*PROBLEM REQUIREMENTS*. Drop the pictures from the entries below, then reproduce the rest exactly.

┏━━

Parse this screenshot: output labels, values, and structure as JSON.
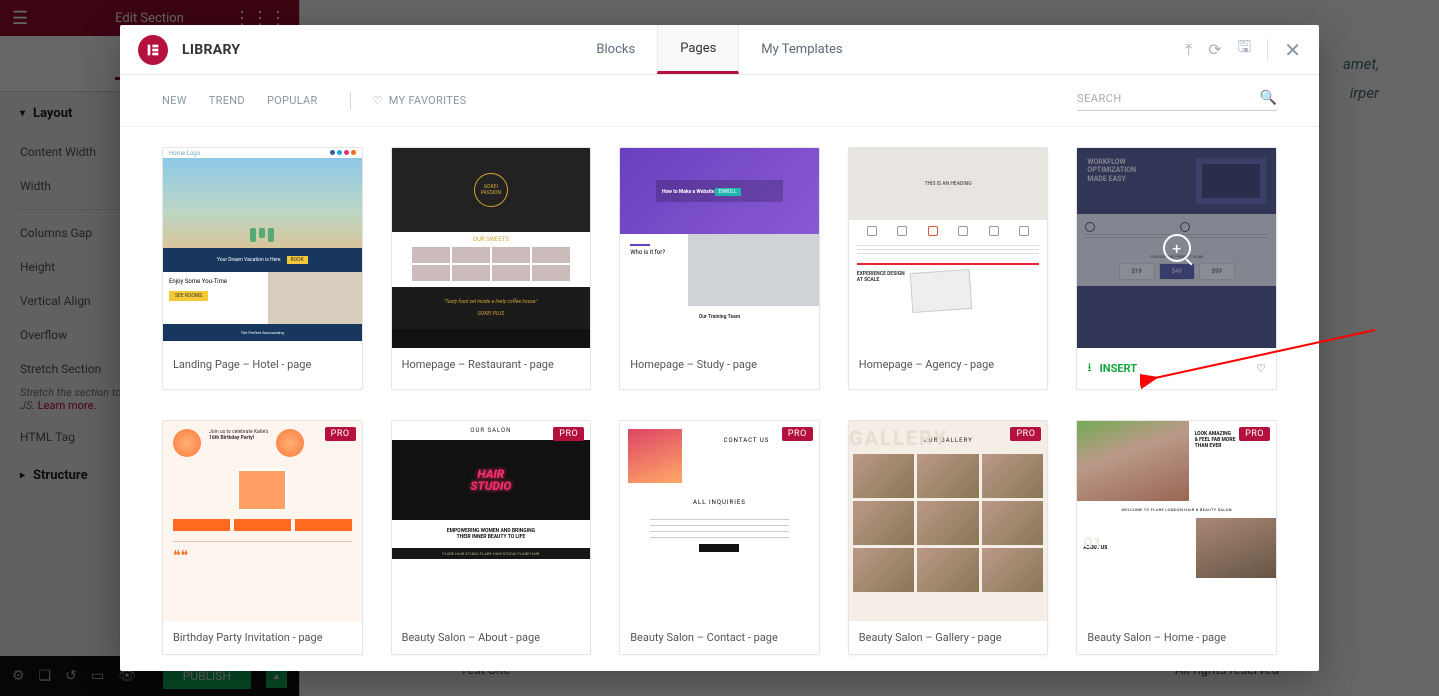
{
  "editor": {
    "header_title": "Edit Section",
    "tab_layout": "Layout",
    "section": "Layout",
    "controls": {
      "content_width": "Content Width",
      "width": "Width",
      "columns_gap": "Columns Gap",
      "height": "Height",
      "vertical_align": "Vertical Align",
      "overflow": "Overflow",
      "stretch_section": "Stretch Section",
      "stretch_desc": "Stretch the section to the full width of the page using JS.",
      "learn_more": "Learn more.",
      "html_tag": "HTML Tag",
      "structure": "Structure"
    },
    "publish": "PUBLISH",
    "bg_text1": "amet,",
    "bg_text2": "irper",
    "footer_left": "Test Site",
    "footer_right": "All rights reserved"
  },
  "modal": {
    "title": "LIBRARY",
    "tabs": {
      "blocks": "Blocks",
      "pages": "Pages",
      "mytemplates": "My Templates"
    },
    "filters": {
      "new": "NEW",
      "trend": "TREND",
      "popular": "POPULAR",
      "fav": "MY FAVORITES"
    },
    "search_placeholder": "SEARCH",
    "insert_label": "INSERT",
    "pro_label": "PRO",
    "cards": [
      {
        "title": "Landing Page – Hotel - page"
      },
      {
        "title": "Homepage – Restaurant - page"
      },
      {
        "title": "Homepage – Study - page"
      },
      {
        "title": "Homepage – Agency - page"
      },
      {
        "title": ""
      },
      {
        "title": "Birthday Party Invitation - page"
      },
      {
        "title": "Beauty Salon – About - page"
      },
      {
        "title": "Beauty Salon – Contact - page"
      },
      {
        "title": "Beauty Salon – Gallery - page"
      },
      {
        "title": "Beauty Salon – Home - page"
      }
    ]
  }
}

┗━━

*REPLY TO THE EXERCISE*.
Parse this screenshot: output labels, values, and structure as JSON.
{
  "editor": {
    "header_title": "Edit Section",
    "tab_layout": "Layout",
    "section": "Layout",
    "controls": {
      "content_width": "Content Width",
      "width": "Width",
      "columns_gap": "Columns Gap",
      "height": "Height",
      "vertical_align": "Vertical Align",
      "overflow": "Overflow",
      "stretch_section": "Stretch Section",
      "stretch_desc": "Stretch the section to the full width of the page using JS.",
      "learn_more": "Learn more.",
      "html_tag": "HTML Tag",
      "structure": "Structure"
    },
    "publish": "PUBLISH",
    "bg_text1": "amet,",
    "bg_text2": "irper",
    "footer_left": "Test Site",
    "footer_right": "All rights reserved"
  },
  "modal": {
    "title": "LIBRARY",
    "tabs": {
      "blocks": "Blocks",
      "pages": "Pages",
      "mytemplates": "My Templates"
    },
    "filters": {
      "new": "NEW",
      "trend": "TREND",
      "popular": "POPULAR",
      "fav": "MY FAVORITES"
    },
    "search_placeholder": "SEARCH",
    "insert_label": "INSERT",
    "pro_label": "PRO",
    "cards": [
      {
        "title": "Landing Page – Hotel - page"
      },
      {
        "title": "Homepage – Restaurant - page"
      },
      {
        "title": "Homepage – Study - page"
      },
      {
        "title": "Homepage – Agency - page"
      },
      {
        "title": ""
      },
      {
        "title": "Birthday Party Invitation - page"
      },
      {
        "title": "Beauty Salon – About - page"
      },
      {
        "title": "Beauty Salon – Contact - page"
      },
      {
        "title": "Beauty Salon – Gallery - page"
      },
      {
        "title": "Beauty Salon – Home - page"
      }
    ]
  }
}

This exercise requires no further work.